**GIVEN INSTRUCTION:** From the listing below, extract each line containing the string "Tater".

**AVAILABLE RECORDS:**
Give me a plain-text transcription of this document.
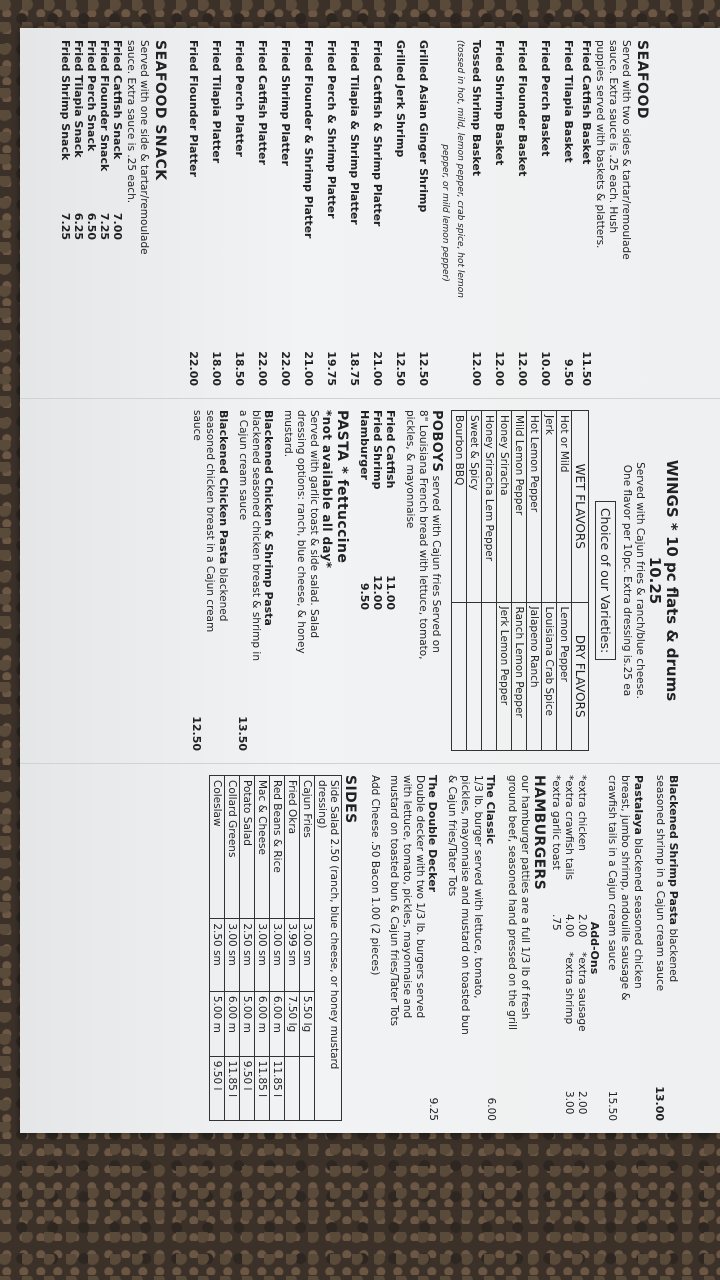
SEAFOOD
Served with two sides & tartar/remoulade
sauce. Extra sauce is .25 each. Hush
puppies served with baskets & platters.
Fried Catfish Basket
11.50
Fried Tilapia Basket
9.50
Fried Perch Basket
10.00
Fried Flounder Basket
12.00
Fried Shrimp Basket
12.00
Tossed Shrimp Basket
12.00
(tossed in hot, mild, lemon pepper, crab spice, hot lemon
pepper, or mild lemon pepper)
Grilled Asian Ginger Shrimp
12.50
Grilled Jerk Shrimp
12.50
Fried Catfish & Shrimp Platter
21.00
Fried Tilapia & Shrimp Platter
18.75
Fried Perch & Shrimp Platter
19.75
Fried Flounder & Shrimp Platter
21.00
Fried Shrimp Platter
22.00
Fried Catfish Platter
22.00
Fried Perch Platter
18.50
Fried Tilapia Platter
18.00
Fried Flounder Platter
22.00
SEAFOOD SNACK
Served with one side & tartar/remoulade
sauce. Extra sauce is .25 each.
Fried Catfish Snack
7.00
Fried Flounder Snack
7.25
Fried Perch Snack
6.50
Fried Tilapia Snack
6.25
Fried Shrimp Snack
7.25
WINGS * 10 pc flats & drums
10.25
Served with Cajun fries & ranch/blue cheese.
One flavor per 10pc. Extra dressing is.25 ea
Choice of our Varieties:
WET FLAVORS	DRY FLAVORS
Hot or Mild	Lemon Pepper
Jerk	Louisiana Crab Spice
Hot Lemon Pepper	Jalapeno Ranch
Mild Lemon Pepper	Ranch Lemon Pepper
Honey Sriracha	Jerk Lemon Pepper
Honey Sriracha Lem Pepper	
Sweet & Spicy	
Bourbon BBQ	
POBOYS served with Cajun fries Served on
8" Louisiana French bread with lettuce, tomato,
pickles, & mayonnaise
Fried Catfish
11.00
Fried Shrimp
12.00
Hamburger
9.50
PASTA * fettuccine
*not available all day*
Served with garlic toast & side salad. Salad
dressing options: ranch, blue cheese, & honey
mustard.
Blackened Chicken & Shrimp Pasta
blackened seasoned chicken breast & shrimp in
a Cajun cream sauce
13.50
Blackened Chicken Pasta blackened
seasoned chicken breast in a Cajun cream
sauce
12.50
Blackened Shrimp Pasta blackened
seasoned shrimp in a Cajun cream sauce
13.00
Pastalaya blackened seasoned chicken
breast, jumbo shrimp, andouille sausage &
crawfish tails in a Cajun cream sauce
15.50
Add-Ons
*extra chicken
2.00
*extra sausage
2.00
*extra crawfish tails
4.00
*extra shrimp
3.00
*extra garlic toast
.75
HAMBURGERS
our hamburger patties are a full 1/3 lb of fresh
ground beef, seasoned hand pressed on the grill
The Classic
6.00
1/3 lb. burger served with lettuce, tomato,
pickles, mayonnaise and mustard on toasted bun
& Cajun fries/Tater Tots
The Double Decker
9.25
Double decker with two 1/3 lb. burgers served
with lettuce, tomato, pickles, mayonnaise and
mustard on toasted bun & Cajun fries/Tater Tots
Add Cheese .50 Bacon 1.00 (2 pieces)
SIDES
Side Salad 2.50 (ranch, blue cheese, or honey mustard dressing)			
Cajun Fries	3.00 sm	5.50 lg	
Fried Okra	3.99 sm	7.50 lg	
Red Beans & Rice	3.00 sm	6.00 m	11.85 l
Mac & Cheese	3.00 sm	6.00 m	11.85 l
Potato Salad	2.50 sm	5.00 m	9.50 l
Collard Greens	3.00 sm	6.00 m	11.85 l
Coleslaw	2.50 sm	5.00 m	9.50 l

**FINAL RESULT:**
& Cajun fries/Tater Tots
mustard on toasted bun & Cajun fries/Tater Tots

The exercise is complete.